*** MATERIAL SUPPLIED ***
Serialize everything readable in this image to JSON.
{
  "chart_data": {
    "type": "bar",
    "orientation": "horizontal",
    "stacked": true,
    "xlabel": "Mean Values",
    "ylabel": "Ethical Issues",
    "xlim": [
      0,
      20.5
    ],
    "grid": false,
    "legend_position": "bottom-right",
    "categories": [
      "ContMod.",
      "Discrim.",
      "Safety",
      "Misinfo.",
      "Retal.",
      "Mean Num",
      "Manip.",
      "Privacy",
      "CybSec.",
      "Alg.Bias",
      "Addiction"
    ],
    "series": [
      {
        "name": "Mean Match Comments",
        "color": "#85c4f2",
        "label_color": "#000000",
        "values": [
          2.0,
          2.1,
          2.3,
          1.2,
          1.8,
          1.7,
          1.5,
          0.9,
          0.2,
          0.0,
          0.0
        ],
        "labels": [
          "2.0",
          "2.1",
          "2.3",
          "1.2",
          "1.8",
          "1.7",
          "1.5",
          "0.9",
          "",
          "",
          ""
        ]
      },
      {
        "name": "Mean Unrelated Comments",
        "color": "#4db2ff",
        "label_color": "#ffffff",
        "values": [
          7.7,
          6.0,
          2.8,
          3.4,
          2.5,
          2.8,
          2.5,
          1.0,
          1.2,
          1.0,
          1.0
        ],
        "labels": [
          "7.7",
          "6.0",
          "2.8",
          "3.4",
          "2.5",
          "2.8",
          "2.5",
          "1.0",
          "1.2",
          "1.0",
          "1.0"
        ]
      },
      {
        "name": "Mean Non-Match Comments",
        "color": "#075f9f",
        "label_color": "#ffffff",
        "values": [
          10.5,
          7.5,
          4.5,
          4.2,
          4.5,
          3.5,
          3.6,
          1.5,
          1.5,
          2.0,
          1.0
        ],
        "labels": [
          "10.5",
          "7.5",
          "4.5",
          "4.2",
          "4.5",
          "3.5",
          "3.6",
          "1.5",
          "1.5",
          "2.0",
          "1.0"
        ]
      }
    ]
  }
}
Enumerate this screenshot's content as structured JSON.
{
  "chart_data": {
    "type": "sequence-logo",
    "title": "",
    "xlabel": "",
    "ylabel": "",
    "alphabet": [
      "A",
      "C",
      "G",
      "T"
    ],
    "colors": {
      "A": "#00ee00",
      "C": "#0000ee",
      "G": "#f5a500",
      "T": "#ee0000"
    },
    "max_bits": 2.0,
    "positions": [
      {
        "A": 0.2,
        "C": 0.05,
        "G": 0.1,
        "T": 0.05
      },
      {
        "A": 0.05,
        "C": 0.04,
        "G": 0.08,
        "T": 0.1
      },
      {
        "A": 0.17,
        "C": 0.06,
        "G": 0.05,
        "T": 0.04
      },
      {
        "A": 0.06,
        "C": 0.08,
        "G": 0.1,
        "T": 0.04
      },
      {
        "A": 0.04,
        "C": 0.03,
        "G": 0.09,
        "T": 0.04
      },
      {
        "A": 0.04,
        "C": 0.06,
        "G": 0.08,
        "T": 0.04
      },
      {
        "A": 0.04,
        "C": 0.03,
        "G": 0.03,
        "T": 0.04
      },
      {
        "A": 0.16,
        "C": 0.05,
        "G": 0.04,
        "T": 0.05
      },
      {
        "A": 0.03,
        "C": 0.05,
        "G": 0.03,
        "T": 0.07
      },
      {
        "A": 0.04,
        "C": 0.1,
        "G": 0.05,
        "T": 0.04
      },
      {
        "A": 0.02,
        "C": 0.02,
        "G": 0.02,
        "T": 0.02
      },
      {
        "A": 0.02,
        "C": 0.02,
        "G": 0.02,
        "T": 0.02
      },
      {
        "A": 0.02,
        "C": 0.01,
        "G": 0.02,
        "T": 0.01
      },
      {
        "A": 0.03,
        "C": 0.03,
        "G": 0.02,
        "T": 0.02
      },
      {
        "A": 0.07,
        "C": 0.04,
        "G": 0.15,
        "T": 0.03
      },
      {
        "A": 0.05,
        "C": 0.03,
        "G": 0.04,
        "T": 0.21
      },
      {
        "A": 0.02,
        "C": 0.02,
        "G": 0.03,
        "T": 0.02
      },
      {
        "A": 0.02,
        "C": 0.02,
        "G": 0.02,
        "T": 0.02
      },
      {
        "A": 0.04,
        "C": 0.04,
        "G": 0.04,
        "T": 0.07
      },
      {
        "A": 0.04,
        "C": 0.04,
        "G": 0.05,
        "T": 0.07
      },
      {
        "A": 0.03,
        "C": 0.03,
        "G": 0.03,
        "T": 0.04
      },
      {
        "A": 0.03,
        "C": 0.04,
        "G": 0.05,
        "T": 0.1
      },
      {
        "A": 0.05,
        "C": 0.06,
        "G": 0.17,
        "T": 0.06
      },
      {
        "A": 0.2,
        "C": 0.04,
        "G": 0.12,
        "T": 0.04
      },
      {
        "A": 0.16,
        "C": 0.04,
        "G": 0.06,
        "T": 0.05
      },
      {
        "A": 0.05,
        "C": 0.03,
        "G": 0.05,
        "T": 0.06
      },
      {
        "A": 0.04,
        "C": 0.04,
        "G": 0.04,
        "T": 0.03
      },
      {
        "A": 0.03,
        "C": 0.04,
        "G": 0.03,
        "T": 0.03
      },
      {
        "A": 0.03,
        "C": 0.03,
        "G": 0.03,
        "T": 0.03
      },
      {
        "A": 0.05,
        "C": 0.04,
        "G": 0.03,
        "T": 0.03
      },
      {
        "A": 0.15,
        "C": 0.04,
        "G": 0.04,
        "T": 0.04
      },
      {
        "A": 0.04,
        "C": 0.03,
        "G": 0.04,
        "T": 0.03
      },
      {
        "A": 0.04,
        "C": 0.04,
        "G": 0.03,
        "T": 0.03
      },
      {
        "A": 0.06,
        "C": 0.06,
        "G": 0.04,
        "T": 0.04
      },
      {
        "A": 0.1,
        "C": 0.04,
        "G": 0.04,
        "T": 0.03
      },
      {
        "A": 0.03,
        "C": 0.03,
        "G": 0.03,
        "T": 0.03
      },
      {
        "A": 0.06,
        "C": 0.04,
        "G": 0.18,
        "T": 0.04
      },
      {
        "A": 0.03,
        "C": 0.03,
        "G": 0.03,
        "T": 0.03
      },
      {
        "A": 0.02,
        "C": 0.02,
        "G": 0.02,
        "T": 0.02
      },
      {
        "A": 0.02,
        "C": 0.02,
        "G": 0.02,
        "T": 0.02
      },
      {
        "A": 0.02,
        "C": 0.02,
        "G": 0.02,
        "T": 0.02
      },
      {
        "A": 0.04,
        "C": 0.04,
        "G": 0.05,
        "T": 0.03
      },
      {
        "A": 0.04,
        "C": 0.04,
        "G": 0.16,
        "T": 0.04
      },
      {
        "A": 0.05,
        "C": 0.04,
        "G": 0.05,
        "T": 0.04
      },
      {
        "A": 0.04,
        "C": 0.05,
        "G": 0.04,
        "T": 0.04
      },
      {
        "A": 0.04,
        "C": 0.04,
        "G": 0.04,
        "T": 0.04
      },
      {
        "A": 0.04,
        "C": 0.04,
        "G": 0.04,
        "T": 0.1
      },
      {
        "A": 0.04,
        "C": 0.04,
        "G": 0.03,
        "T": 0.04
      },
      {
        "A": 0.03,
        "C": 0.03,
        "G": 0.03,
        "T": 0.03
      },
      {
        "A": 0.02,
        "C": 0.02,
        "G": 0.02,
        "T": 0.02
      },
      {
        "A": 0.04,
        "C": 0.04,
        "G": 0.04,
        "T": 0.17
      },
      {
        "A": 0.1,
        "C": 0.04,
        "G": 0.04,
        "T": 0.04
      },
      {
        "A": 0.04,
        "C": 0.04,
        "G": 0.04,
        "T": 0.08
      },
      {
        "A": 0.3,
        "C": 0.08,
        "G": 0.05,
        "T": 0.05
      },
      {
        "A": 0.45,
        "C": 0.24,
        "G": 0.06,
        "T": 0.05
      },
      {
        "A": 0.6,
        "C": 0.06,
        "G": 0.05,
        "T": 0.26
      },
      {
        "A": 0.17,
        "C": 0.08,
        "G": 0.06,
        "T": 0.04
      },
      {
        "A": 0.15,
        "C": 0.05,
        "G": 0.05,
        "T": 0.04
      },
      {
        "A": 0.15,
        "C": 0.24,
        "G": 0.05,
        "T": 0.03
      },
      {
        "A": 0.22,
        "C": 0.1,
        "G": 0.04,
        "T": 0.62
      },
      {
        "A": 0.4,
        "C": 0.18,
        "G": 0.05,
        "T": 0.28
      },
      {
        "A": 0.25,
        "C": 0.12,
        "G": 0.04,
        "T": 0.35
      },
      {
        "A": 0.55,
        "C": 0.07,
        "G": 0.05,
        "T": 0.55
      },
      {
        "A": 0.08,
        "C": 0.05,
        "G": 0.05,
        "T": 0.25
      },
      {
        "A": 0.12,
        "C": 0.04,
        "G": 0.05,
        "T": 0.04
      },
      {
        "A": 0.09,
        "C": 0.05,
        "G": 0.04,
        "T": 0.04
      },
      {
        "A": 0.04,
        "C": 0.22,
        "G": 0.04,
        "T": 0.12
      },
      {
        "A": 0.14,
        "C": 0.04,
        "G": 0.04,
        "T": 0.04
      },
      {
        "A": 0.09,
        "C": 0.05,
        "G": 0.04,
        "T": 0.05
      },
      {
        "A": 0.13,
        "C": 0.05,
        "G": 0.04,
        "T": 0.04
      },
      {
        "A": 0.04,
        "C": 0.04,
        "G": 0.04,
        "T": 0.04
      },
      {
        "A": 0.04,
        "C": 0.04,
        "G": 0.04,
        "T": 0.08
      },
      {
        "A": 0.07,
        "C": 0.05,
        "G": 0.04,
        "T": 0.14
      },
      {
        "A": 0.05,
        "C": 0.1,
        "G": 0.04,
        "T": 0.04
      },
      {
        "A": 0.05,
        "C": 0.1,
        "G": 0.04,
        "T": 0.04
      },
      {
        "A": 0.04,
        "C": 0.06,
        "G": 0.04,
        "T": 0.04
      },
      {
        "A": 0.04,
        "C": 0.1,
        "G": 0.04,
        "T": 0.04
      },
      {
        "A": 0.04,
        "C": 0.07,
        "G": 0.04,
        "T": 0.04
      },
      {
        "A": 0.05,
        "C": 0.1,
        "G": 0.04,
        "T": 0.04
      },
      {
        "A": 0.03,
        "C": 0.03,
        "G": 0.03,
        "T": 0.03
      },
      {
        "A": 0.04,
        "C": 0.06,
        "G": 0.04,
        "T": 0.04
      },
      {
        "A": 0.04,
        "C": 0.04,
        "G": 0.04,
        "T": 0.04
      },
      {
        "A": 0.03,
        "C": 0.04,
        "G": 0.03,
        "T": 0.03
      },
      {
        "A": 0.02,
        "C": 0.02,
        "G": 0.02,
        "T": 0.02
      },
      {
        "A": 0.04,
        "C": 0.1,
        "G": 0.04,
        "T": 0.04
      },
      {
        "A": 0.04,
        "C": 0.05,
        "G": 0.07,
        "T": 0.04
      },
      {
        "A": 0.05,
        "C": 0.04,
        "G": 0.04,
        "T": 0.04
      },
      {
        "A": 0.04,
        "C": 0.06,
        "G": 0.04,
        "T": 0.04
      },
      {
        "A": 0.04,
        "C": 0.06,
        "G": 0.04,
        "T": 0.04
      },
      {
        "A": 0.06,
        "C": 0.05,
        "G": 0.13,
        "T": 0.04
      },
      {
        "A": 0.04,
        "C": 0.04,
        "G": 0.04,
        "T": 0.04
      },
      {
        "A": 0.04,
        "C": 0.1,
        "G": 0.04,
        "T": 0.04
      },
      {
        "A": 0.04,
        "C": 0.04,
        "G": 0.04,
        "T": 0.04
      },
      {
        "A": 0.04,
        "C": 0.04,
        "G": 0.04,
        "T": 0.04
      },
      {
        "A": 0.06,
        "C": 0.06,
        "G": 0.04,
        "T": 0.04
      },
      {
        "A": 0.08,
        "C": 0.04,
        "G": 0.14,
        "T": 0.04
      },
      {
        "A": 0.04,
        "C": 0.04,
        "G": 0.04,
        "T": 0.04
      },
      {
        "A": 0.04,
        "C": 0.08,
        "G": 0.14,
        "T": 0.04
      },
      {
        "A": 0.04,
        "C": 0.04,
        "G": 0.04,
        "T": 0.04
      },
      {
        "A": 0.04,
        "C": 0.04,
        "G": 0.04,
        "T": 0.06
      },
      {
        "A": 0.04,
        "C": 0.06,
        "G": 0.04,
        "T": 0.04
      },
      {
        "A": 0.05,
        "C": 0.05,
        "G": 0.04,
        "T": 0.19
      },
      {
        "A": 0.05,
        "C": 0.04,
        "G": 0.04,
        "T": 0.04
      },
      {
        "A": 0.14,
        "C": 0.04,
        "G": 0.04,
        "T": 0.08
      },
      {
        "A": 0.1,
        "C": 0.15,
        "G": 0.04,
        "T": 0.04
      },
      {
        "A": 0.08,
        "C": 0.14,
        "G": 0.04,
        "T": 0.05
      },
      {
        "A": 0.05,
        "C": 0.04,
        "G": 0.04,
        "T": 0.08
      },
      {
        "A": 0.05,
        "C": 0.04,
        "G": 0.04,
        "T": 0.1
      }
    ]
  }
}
***
> _PROBLEM REQUIREMENTS_
List all lines in the material containing the string "name".

> _ANSWER TO THE PROBLEM_
        "name": "Mean Match Comments",
        "name": "Mean Unrelated Comments",
        "name": "Mean Non-Match Comments",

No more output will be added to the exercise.